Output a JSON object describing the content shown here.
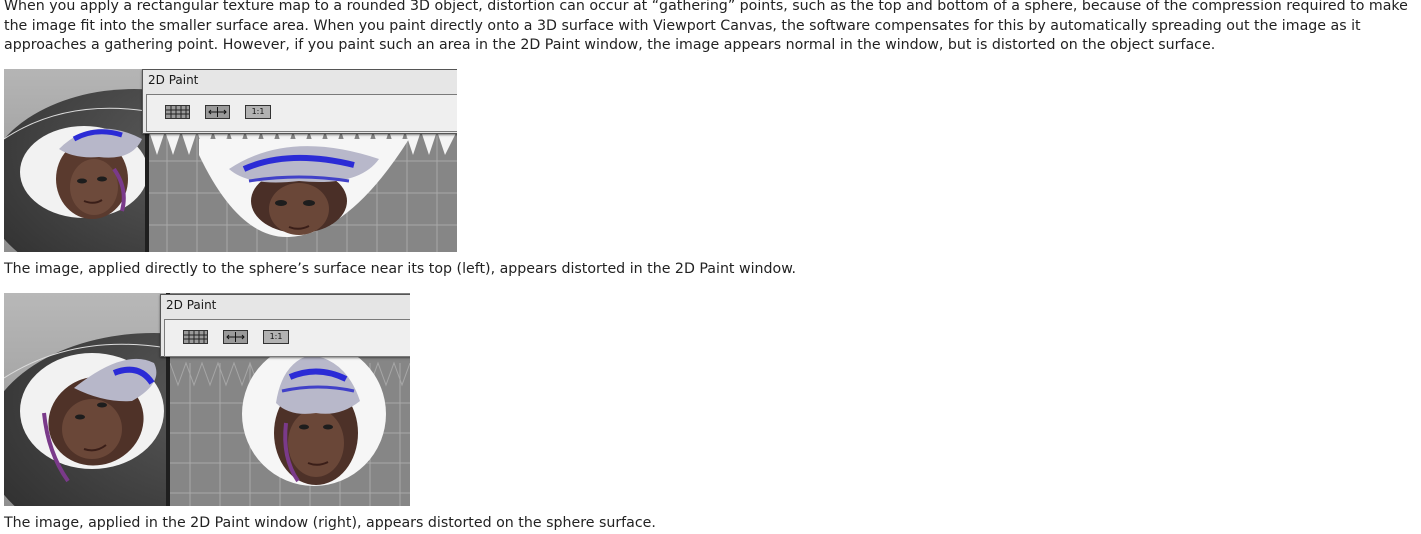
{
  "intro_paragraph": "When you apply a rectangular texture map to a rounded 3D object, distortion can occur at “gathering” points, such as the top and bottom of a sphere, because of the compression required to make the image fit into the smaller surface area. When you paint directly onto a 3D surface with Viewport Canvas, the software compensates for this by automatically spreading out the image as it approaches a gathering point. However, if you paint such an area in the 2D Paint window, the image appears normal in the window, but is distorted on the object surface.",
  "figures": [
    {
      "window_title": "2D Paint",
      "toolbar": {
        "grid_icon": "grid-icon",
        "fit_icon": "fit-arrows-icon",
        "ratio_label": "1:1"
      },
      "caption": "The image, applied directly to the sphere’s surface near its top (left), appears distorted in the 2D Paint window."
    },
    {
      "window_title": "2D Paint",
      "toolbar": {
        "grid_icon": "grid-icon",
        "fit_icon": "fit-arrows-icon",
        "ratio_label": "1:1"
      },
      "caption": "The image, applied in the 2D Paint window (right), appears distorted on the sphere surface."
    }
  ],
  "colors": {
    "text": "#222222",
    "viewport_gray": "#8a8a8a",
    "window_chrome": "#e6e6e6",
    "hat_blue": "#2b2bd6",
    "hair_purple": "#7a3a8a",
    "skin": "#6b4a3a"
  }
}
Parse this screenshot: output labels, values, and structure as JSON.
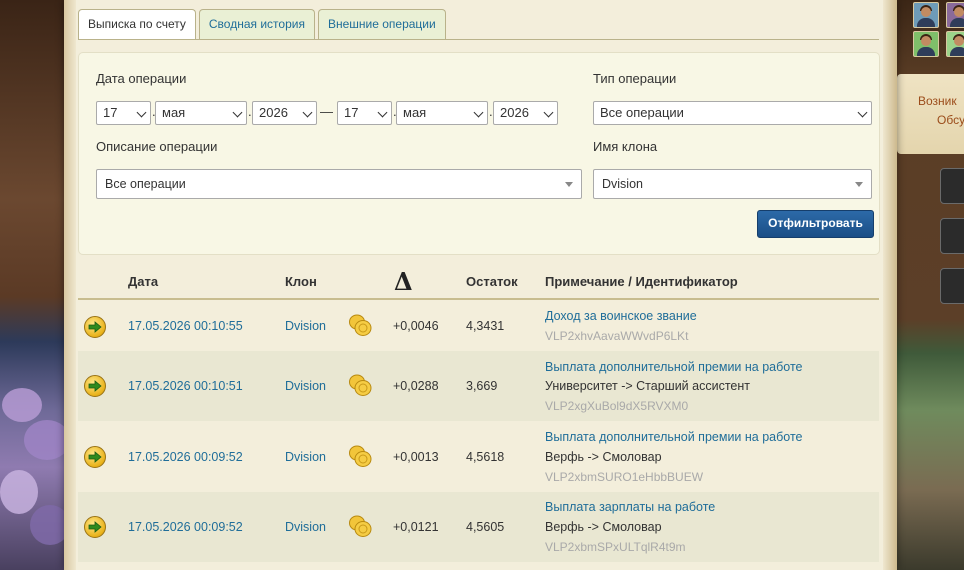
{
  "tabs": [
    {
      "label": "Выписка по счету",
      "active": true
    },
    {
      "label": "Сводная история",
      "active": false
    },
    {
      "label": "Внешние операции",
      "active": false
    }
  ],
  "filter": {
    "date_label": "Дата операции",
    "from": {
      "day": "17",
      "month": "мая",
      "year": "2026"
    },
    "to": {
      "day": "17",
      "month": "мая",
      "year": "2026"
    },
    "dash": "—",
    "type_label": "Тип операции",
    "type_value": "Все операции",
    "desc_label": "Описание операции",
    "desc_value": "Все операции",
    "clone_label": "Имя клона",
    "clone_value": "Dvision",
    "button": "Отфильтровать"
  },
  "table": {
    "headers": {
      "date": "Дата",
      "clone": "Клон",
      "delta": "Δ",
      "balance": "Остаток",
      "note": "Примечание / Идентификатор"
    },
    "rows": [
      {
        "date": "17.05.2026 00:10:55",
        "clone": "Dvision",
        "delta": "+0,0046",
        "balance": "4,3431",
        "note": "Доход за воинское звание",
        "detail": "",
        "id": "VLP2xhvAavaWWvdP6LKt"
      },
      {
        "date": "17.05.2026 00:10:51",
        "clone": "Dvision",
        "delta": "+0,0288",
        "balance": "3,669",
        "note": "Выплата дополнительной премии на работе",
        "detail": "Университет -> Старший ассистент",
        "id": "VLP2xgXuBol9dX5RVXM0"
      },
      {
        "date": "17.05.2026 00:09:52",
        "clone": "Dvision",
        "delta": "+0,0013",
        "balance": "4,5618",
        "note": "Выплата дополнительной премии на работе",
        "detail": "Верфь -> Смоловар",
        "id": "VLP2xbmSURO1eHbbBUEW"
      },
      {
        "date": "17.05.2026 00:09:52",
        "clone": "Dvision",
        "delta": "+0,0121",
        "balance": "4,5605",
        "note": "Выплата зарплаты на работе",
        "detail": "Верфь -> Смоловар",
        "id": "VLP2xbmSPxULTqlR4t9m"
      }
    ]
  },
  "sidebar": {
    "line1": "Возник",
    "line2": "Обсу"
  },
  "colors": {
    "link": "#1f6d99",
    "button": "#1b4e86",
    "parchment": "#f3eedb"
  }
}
---
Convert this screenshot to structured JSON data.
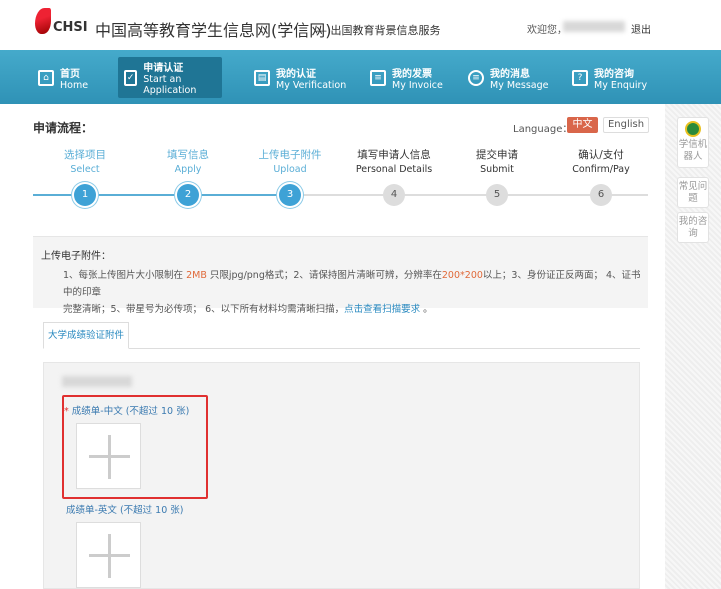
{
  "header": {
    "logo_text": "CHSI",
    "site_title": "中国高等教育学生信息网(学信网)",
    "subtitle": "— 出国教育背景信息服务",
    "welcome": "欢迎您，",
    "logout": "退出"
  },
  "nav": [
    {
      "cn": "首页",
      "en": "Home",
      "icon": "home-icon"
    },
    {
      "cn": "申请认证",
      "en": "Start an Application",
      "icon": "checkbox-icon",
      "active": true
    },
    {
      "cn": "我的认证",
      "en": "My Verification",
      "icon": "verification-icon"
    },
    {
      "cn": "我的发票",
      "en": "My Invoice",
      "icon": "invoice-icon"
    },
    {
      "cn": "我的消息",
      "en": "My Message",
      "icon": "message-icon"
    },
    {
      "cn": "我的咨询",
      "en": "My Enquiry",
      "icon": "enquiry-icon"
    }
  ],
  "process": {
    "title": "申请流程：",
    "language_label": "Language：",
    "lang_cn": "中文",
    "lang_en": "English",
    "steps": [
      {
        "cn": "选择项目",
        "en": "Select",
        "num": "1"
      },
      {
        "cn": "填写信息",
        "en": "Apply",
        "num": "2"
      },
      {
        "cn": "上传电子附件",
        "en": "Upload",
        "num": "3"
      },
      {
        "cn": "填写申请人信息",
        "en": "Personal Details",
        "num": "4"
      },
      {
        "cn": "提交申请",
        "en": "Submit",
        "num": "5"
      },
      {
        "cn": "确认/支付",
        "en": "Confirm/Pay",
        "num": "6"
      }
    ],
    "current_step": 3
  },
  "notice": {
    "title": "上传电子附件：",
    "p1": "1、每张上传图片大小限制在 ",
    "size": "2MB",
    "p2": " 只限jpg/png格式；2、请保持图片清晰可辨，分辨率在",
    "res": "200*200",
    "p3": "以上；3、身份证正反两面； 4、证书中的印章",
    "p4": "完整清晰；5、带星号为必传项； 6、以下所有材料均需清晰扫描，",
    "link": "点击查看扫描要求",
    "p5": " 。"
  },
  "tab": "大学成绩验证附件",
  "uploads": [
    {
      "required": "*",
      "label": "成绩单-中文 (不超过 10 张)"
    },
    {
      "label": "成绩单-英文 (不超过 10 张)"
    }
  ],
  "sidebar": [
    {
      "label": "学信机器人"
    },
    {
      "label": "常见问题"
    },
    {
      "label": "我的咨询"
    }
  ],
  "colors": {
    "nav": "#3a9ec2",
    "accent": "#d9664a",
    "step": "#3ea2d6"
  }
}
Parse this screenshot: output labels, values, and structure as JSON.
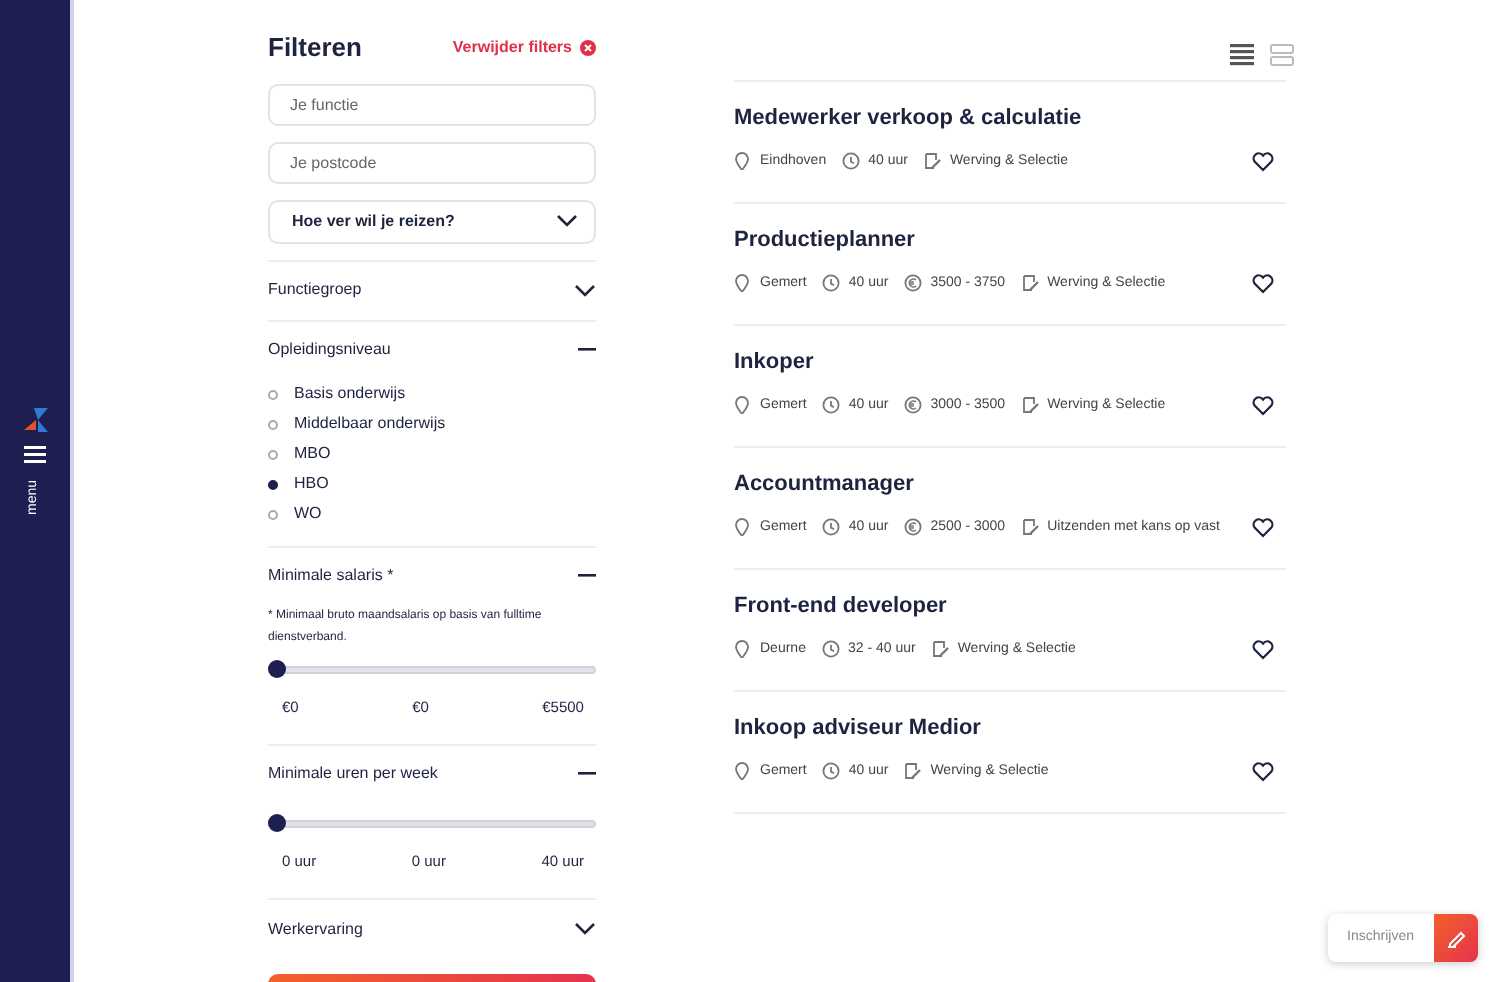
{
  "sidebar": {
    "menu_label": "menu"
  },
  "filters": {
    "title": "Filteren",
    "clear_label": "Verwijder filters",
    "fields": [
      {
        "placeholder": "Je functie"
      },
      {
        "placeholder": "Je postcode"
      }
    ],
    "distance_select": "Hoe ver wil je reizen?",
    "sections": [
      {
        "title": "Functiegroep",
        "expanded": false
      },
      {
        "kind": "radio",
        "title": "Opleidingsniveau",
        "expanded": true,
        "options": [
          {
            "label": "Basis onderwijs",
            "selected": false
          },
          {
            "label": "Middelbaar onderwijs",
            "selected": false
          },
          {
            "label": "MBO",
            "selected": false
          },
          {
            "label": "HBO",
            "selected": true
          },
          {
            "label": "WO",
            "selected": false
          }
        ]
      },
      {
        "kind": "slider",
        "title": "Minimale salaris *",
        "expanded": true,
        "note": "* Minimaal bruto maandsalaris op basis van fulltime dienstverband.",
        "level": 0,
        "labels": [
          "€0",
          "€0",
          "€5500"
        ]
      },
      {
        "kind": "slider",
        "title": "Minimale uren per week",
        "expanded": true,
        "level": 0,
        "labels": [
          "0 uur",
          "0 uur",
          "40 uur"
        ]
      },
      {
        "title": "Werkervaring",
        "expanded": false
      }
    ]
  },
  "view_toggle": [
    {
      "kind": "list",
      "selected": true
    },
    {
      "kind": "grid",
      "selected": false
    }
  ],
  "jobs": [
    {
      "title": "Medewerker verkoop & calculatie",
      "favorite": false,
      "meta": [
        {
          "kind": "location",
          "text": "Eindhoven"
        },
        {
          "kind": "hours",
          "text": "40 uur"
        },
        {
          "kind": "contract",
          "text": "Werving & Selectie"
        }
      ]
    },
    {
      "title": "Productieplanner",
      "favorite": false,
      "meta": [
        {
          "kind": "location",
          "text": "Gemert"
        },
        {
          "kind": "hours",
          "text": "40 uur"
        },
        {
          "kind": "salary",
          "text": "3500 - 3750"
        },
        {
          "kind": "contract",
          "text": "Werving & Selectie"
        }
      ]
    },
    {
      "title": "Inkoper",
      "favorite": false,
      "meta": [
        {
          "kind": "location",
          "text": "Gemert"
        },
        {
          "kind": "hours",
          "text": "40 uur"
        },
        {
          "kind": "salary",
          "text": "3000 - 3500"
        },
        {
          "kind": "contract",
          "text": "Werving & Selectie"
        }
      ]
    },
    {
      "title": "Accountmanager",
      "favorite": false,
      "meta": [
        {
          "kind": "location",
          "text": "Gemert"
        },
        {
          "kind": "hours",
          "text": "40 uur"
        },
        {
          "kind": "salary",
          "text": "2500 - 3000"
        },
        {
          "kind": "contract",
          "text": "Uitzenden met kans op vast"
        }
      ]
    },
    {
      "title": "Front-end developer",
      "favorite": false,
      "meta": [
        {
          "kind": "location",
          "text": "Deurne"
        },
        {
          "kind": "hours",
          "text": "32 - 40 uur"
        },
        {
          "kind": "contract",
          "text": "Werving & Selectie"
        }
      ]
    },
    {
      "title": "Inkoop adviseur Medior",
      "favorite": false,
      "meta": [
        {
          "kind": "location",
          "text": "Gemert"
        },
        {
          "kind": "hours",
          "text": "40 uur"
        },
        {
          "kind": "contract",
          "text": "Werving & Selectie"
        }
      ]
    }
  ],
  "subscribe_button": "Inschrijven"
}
* * *
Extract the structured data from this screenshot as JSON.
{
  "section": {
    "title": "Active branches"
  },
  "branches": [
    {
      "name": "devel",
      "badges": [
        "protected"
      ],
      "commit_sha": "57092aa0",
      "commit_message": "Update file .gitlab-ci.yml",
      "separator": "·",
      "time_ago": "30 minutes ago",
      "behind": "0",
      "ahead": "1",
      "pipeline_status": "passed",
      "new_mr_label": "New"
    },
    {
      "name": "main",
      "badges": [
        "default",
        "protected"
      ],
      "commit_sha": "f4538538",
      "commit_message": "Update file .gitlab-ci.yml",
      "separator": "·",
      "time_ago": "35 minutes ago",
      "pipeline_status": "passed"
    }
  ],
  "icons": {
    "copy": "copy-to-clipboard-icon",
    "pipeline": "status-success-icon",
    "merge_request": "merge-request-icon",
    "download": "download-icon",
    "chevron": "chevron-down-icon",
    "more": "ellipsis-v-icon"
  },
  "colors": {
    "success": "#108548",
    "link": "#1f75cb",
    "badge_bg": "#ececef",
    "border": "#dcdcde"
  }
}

- **STATED PROBLEM**
Report the number of lines that include the string "sphere"; return nothing but the count.

- **EXERCISE SOLUTION**
3